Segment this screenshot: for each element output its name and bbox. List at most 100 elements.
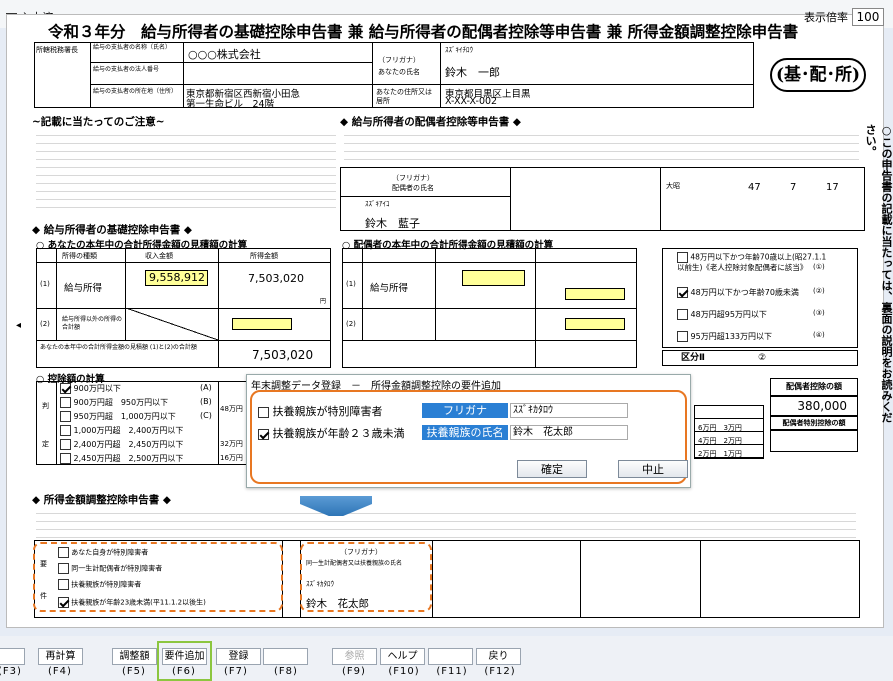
spouse-notes-block	[344, 128, 859, 162]
notes-text-block	[36, 128, 336, 212]
dialog-body: 扶養親族が特別障害者 フリガナ ｽｽﾞｷｶﾀﾛｳ 扶養親族が年齢２３歳未満 扶養…	[250, 390, 688, 484]
requirement-dialog: 年末調整データ登録 － 所得金額調整控除の要件追加 扶養親族が特別障害者 フリガ…	[246, 374, 691, 488]
spouse-name-kana: ｽｽﾞｷｱｲｺ	[365, 200, 390, 208]
payer-corp-label: 給与の支払者の法人番号	[93, 66, 160, 73]
spouse-income-field[interactable]	[565, 288, 625, 300]
help-button[interactable]: ヘルプ	[380, 648, 425, 665]
spouse-cat-3[interactable]: 48万円超95万円以下	[677, 309, 767, 320]
deduction-row-1-check[interactable]	[60, 383, 71, 394]
spouse-cat-2[interactable]: 48万円以下かつ年齢70歳未満	[677, 287, 799, 298]
spouse-cat-1[interactable]: 48万円以下かつ年齢70歳以上(昭27.1.1以前生)《老人控除対象配偶者に該当…	[677, 252, 827, 273]
f8-key-label: (F8)	[274, 666, 298, 677]
deduction-row-4-check[interactable]	[60, 425, 71, 436]
f9-key-label: (F9)	[342, 666, 366, 677]
adj-section-title: ◆ 所得金額調整控除申告書 ◆	[32, 494, 171, 506]
dialog-dependent-name-input[interactable]: 鈴木 花太郎	[510, 425, 628, 440]
register-button[interactable]: 登録	[216, 648, 261, 665]
zoom-control: 表示倍率 100	[804, 8, 885, 26]
row2-income-field[interactable]	[232, 318, 292, 330]
payer-name: ○○○株式会社	[188, 48, 261, 61]
spouse-cat-3-check[interactable]	[677, 309, 688, 320]
spouse-cat-4[interactable]: 95万円超133万円以下	[677, 331, 772, 342]
your-addr-2: X-XX-X-002	[445, 96, 498, 107]
adj-notes-block	[36, 506, 856, 538]
deduction-row-5[interactable]: 2,400万円超 2,450万円以下	[60, 439, 183, 450]
dialog-option-1[interactable]: 扶養親族が特別障害者	[258, 403, 383, 419]
dialog-option-1-label: 扶養親族が特別障害者	[272, 405, 383, 418]
adj-req-1-check[interactable]	[58, 547, 69, 558]
income-type-hdr: 所得の種類	[62, 252, 97, 260]
dialog-cancel-button[interactable]: 中止	[618, 460, 688, 478]
f5-key-label: (F5)	[122, 666, 146, 677]
adj-req-2-check[interactable]	[58, 563, 69, 574]
kubun-value: ②	[758, 353, 767, 363]
dialog-option-2-label: 扶養親族が年齢２３歳未満	[272, 427, 405, 440]
deduction-row-6[interactable]: 2,450万円超 2,500万円以下	[60, 453, 183, 464]
dialog-option-2[interactable]: 扶養親族が年齢２３歳未満	[258, 425, 405, 441]
payer-name-label: 給与の支払者の名称（氏名）	[93, 44, 172, 51]
spouse-cat-4-check[interactable]	[677, 331, 688, 342]
form-title: 令和３年分 給与所得者の基礎控除申告書 兼 給与所得者の配偶者控除等申告書 兼 …	[48, 22, 799, 41]
back-button[interactable]: 戻り	[476, 648, 521, 665]
add-requirement-button[interactable]: 要件追加	[162, 648, 207, 665]
spouse-cat-1-check[interactable]	[677, 252, 688, 263]
notes-title: ~記載に当たってのご注意~	[32, 116, 165, 128]
adj-req-3[interactable]: 扶養親族が特別障害者	[58, 579, 141, 590]
kubun-label: 区分Ⅱ	[681, 353, 705, 363]
dialog-dependent-name-label: 扶養親族の氏名	[422, 425, 508, 440]
spouse-deduction-value: 380,000	[770, 396, 858, 416]
row1-revenue-field[interactable]: 9,558,912	[145, 270, 208, 286]
recalc-button[interactable]: 再計算	[38, 648, 83, 665]
f3-button[interactable]	[0, 648, 25, 665]
basic-section-title: ◆ 給与所得者の基礎控除申告書 ◆	[32, 224, 192, 236]
spouse-deduction-label: 配偶者控除の額	[770, 378, 858, 396]
deduction-row-2[interactable]: 900万円超 950万円以下 (B)	[60, 397, 212, 408]
adj-req-1[interactable]: あなた自身が特別障害者	[58, 547, 148, 558]
yen-1: 円	[320, 298, 327, 305]
dependent-box-label: 同一生計配偶者又は扶養親族の氏名	[306, 560, 403, 567]
adj-req-4-check[interactable]	[58, 597, 69, 608]
dialog-furigana-label: フリガナ	[422, 403, 508, 418]
spouse-row1-label: 給与所得	[370, 283, 409, 294]
f7-key-label: (F7)	[224, 666, 248, 677]
dependent-kana: ｽｽﾞｷｶﾀﾛｳ	[306, 580, 334, 588]
spouse-name: 鈴木 藍子	[365, 217, 420, 230]
adjust-amount-button[interactable]: 調整額	[112, 648, 157, 665]
payer-addr-2: 第一生命ビル 24階	[186, 99, 275, 110]
spouse-birth-month: 7	[790, 182, 797, 193]
deduction-row-1[interactable]: 900万円以下 (A)	[60, 383, 212, 394]
adj-req-3-check[interactable]	[58, 579, 69, 590]
spouse-special-label: 配偶者特別控除の額	[770, 416, 858, 430]
deduction-row-5-check[interactable]	[60, 439, 71, 450]
your-name: 鈴木 一郎	[445, 66, 500, 79]
f10-key-label: (F10)	[388, 666, 420, 677]
left-marker-icon: ◂	[16, 320, 22, 331]
deduction-row-3-check[interactable]	[60, 411, 71, 422]
spouse-cat-2-check[interactable]	[677, 287, 688, 298]
dialog-ok-button[interactable]: 確定	[517, 460, 587, 478]
adj-req-2[interactable]: 同一生計配偶者が特別障害者	[58, 563, 162, 574]
dependent-name: 鈴木 花太郎	[306, 598, 369, 610]
f11-button[interactable]	[428, 648, 473, 665]
dialog-option-1-check[interactable]	[258, 406, 269, 418]
f8-button[interactable]	[263, 648, 308, 665]
payer-addr-label: 給与の支払者の所在地（住所）	[93, 88, 178, 95]
f6-key-label: (F6)	[172, 666, 196, 677]
deduction-row-2-check[interactable]	[60, 397, 71, 408]
spouse-name-label: 配偶者の氏名	[392, 184, 434, 192]
deduction-amount-1: 48万円	[220, 405, 243, 413]
deduction-row-4[interactable]: 1,000万円超 2,400万円以下	[60, 425, 183, 436]
deduction-row-3[interactable]: 950万円超 1,000万円以下 (C)	[60, 411, 212, 422]
f11-key-label: (F11)	[436, 666, 468, 677]
reference-button[interactable]: 参照	[332, 648, 377, 665]
adj-req-4[interactable]: 扶養親族が年齢23歳未満(平11.1.2以後生)	[58, 597, 206, 608]
spouse-row2-field[interactable]	[565, 318, 625, 330]
deduction-row-6-check[interactable]	[60, 453, 71, 464]
dialog-furigana-input[interactable]: ｽｽﾞｷｶﾀﾛｳ	[510, 403, 628, 418]
spouse-furigana-label: （フリガナ）	[392, 174, 434, 182]
spouse-revenue-field[interactable]	[462, 270, 525, 286]
zoom-value[interactable]: 100	[851, 8, 885, 26]
dialog-option-2-check[interactable]	[258, 428, 269, 440]
row1-income: 7,503,020	[248, 272, 304, 285]
total-value: 7,503,020	[252, 348, 314, 362]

Problem to solve: Render every line of the records above as a Markdown table with the columns Row and Line, numbering the rows and omitting blank lines. Exclude the pictures from the table.

Exercise solution:
| Row | Line |
|---|---|
| 1 | Segment this screenshot: for each element output its name and bbox. List at most 100 elements. |
| 2 | spouse-notes-block	[344, 128, 859, 162] |
| 3 | notes-text-block	[36, 128, 336, 212] |
| 4 | dialog-body: 扶養親族が特別障害者 フリガナ ｽｽﾞｷｶﾀﾛｳ 扶養親族が年齢２３歳未満 扶養…	[250, 390, 688, 484] |
| 5 | requirement-dialog: 年末調整データ登録 － 所得金額調整控除の要件追加 扶養親族が特別障害者 フリガ…	[246, 374, 691, 488] |
| 6 | spouse-name-kana: ｽｽﾞｷｱｲｺ	[365, 200, 390, 208] |
| 7 | payer-corp-label: 給与の支払者の法人番号	[93, 66, 160, 73] |
| 8 | spouse-income-field[interactable]	[565, 288, 625, 300] |
| 9 | help-button[interactable]: ヘルプ	[380, 648, 425, 665] |
| 10 | spouse-cat-3[interactable]: 48万円超95万円以下	[677, 309, 767, 320] |
| 11 | deduction-row-1-check[interactable]	[60, 383, 71, 394] |
| 12 | spouse-cat-2[interactable]: 48万円以下かつ年齢70歳未満	[677, 287, 799, 298] |
| 13 | spouse-cat-1[interactable]: 48万円以下かつ年齢70歳以上(昭27.1.1以前生)《老人控除対象配偶者に該当…	[677, 252, 827, 273] |
| 14 | f8-key-label: (F8)	[274, 666, 298, 677] |
| 15 | deduction-row-4-check[interactable]	[60, 425, 71, 436] |
| 16 | f9-key-label: (F9)	[342, 666, 366, 677] |
| 17 | adj-section-title: ◆ 所得金額調整控除申告書 ◆	[32, 494, 171, 506] |
| 18 | dialog-dependent-name-input[interactable]: 鈴木 花太郎	[510, 425, 628, 440] |
| 19 | register-button[interactable]: 登録	[216, 648, 261, 665] |
| 20 | zoom-control: 表示倍率 100	[804, 8, 885, 26] |
| 21 | row2-income-field[interactable]	[232, 318, 292, 330] |
| 22 | payer-name: ○○○株式会社	[188, 48, 261, 61] |
| 23 | spouse-cat-3-check[interactable]	[677, 309, 688, 320] |
| 24 | spouse-cat-4[interactable]: 95万円超133万円以下	[677, 331, 772, 342] |
| 25 | your-addr-2: X-XX-X-002	[445, 96, 498, 107] |
| 26 | adj-notes-block	[36, 506, 856, 538] |
| 27 | deduction-row-5[interactable]: 2,400万円超 2,450万円以下	[60, 439, 183, 450] |
| 28 | dialog-option-1[interactable]: 扶養親族が特別障害者	[258, 403, 383, 419] |
| 29 | dialog-option-1-label: 扶養親族が特別障害者	[272, 405, 383, 418] |
| 30 | adj-req-1-check[interactable]	[58, 547, 69, 558] |
| 31 | income-type-hdr: 所得の種類	[62, 252, 97, 260] |
| 32 | dialog-cancel-button[interactable]: 中止	[618, 460, 688, 478] |
| 33 | f5-key-label: (F5)	[122, 666, 146, 677] |
| 34 | adj-req-2-check[interactable]	[58, 563, 69, 574] |
| 35 | kubun-value: ②	[758, 353, 767, 363] |
| 36 | dialog-option-2-label: 扶養親族が年齢２３歳未満	[272, 427, 405, 440] |
| 37 | deduction-row-6[interactable]: 2,450万円超 2,500万円以下	[60, 453, 183, 464] |
| 38 | dialog-option-2[interactable]: 扶養親族が年齢２３歳未満	[258, 425, 405, 441] |
| 39 | payer-name-label: 給与の支払者の名称（氏名）	[93, 44, 172, 51] |
| 40 | spouse-cat-4-check[interactable]	[677, 331, 688, 342] |
| 41 | form-title: 令和３年分 給与所得者の基礎控除申告書 兼 給与所得者の配偶者控除等申告書 兼 …	[48, 22, 799, 41] |
| 42 | back-button[interactable]: 戻り	[476, 648, 521, 665] |
| 43 | add-requirement-button[interactable]: 要件追加	[162, 648, 207, 665] |
| 44 | spouse-cat-1-check[interactable]	[677, 252, 688, 263] |
| 45 | notes-title: ~記載に当たってのご注意~	[32, 116, 165, 128] |
| 46 | adj-req-3[interactable]: 扶養親族が特別障害者	[58, 579, 141, 590] |
| 47 | kubun-label: 区分Ⅱ	[681, 353, 705, 363] |
| 48 | dialog-dependent-name-label: 扶養親族の氏名	[422, 425, 508, 440] |
| 49 | spouse-deduction-value: 380,000	[770, 396, 858, 416] |
| 50 | row1-revenue-field[interactable]: 9,558,912	[145, 270, 208, 286] |
| 51 | recalc-button[interactable]: 再計算	[38, 648, 83, 665] |
| 52 | f3-button[interactable]	[0, 648, 25, 665] |
| 53 | basic-section-title: ◆ 給与所得者の基礎控除申告書 ◆	[32, 224, 192, 236] |
| 54 | spouse-deduction-label: 配偶者控除の額	[770, 378, 858, 396] |
| 55 | deduction-row-2[interactable]: 900万円超 950万円以下 (B)	[60, 397, 212, 408] |
| 56 | adj-req-1[interactable]: あなた自身が特別障害者	[58, 547, 148, 558] |
| 57 | yen-1: 円	[320, 298, 327, 305] |
| 58 | dependent-box-label: 同一生計配偶者又は扶養親族の氏名	[306, 560, 403, 567] |
| 59 | adj-req-4-check[interactable]	[58, 597, 69, 608] |
| 60 | dialog-furigana-label: フリガナ	[422, 403, 508, 418] |
| 61 | spouse-row1-label: 給与所得	[370, 283, 409, 294] |
| 62 | f7-key-label: (F7)	[224, 666, 248, 677] |
| 63 | dependent-kana: ｽｽﾞｷｶﾀﾛｳ	[306, 580, 334, 588] |
| 64 | spouse-name: 鈴木 藍子	[365, 217, 420, 230] |
| 65 | adjust-amount-button[interactable]: 調整額	[112, 648, 157, 665] |
| 66 | payer-addr-2: 第一生命ビル 24階	[186, 99, 275, 110] |
| 67 | spouse-birth-month: 7	[790, 182, 797, 193] |
| 68 | deduction-row-1[interactable]: 900万円以下 (A)	[60, 383, 212, 394] |
| 69 | adj-req-3-check[interactable]	[58, 579, 69, 590] |
| 70 | spouse-special-label: 配偶者特別控除の額	[770, 416, 858, 430] |
| 71 | deduction-row-5-check[interactable]	[60, 439, 71, 450] |
| 72 | your-name: 鈴木 一郎	[445, 66, 500, 79] |
| 73 | f10-key-label: (F10)	[388, 666, 420, 677] |
| 74 | left-marker-icon: ◂	[16, 320, 22, 331] |
| 75 | deduction-row-3-check[interactable]	[60, 411, 71, 422] |
| 76 | spouse-cat-2-check[interactable]	[677, 287, 688, 298] |
| 77 | dialog-ok-button[interactable]: 確定	[517, 460, 587, 478] |
| 78 | adj-req-2[interactable]: 同一生計配偶者が特別障害者	[58, 563, 162, 574] |
| 79 | dependent-name: 鈴木 花太郎	[306, 598, 369, 610] |
| 80 | f11-button[interactable]	[428, 648, 473, 665] |
| 81 | dialog-option-1-check[interactable]	[258, 406, 269, 418] |
| 82 | f8-button[interactable]	[263, 648, 308, 665] |
| 83 | payer-addr-label: 給与の支払者の所在地（住所）	[93, 88, 178, 95] |
| 84 | f6-key-label: (F6)	[172, 666, 196, 677] |
| 85 | deduction-row-2-check[interactable]	[60, 397, 71, 408] |
| 86 | spouse-name-label: 配偶者の氏名	[392, 184, 434, 192] |
| 87 | deduction-amount-1: 48万円	[220, 405, 243, 413] |
| 88 | deduction-row-4[interactable]: 1,000万円超 2,400万円以下	[60, 425, 183, 436] |
| 89 | deduction-row-3[interactable]: 950万円超 1,000万円以下 (C)	[60, 411, 212, 422] |
| 90 | f11-key-label: (F11)	[436, 666, 468, 677] |
| 91 | reference-button[interactable]: 参照	[332, 648, 377, 665] |
| 92 | adj-req-4[interactable]: 扶養親族が年齢23歳未満(平11.1.2以後生)	[58, 597, 206, 608] |
| 93 | spouse-row2-field[interactable]	[565, 318, 625, 330] |
| 94 | deduction-row-6-check[interactable]	[60, 453, 71, 464] |
| 95 | dialog-furigana-input[interactable]: ｽｽﾞｷｶﾀﾛｳ	[510, 403, 628, 418] |
| 96 | spouse-furigana-label: （フリガナ）	[392, 174, 434, 182] |
| 97 | spouse-revenue-field[interactable]	[462, 270, 525, 286] |
| 98 | zoom-value[interactable]: 100	[851, 8, 885, 26] |
| 99 | dialog-option-2-check[interactable]	[258, 428, 269, 440] |
| 100 | row1-income: 7,503,020	[248, 272, 304, 285] |
| 101 | total-value: 7,503,020	[252, 348, 314, 362] |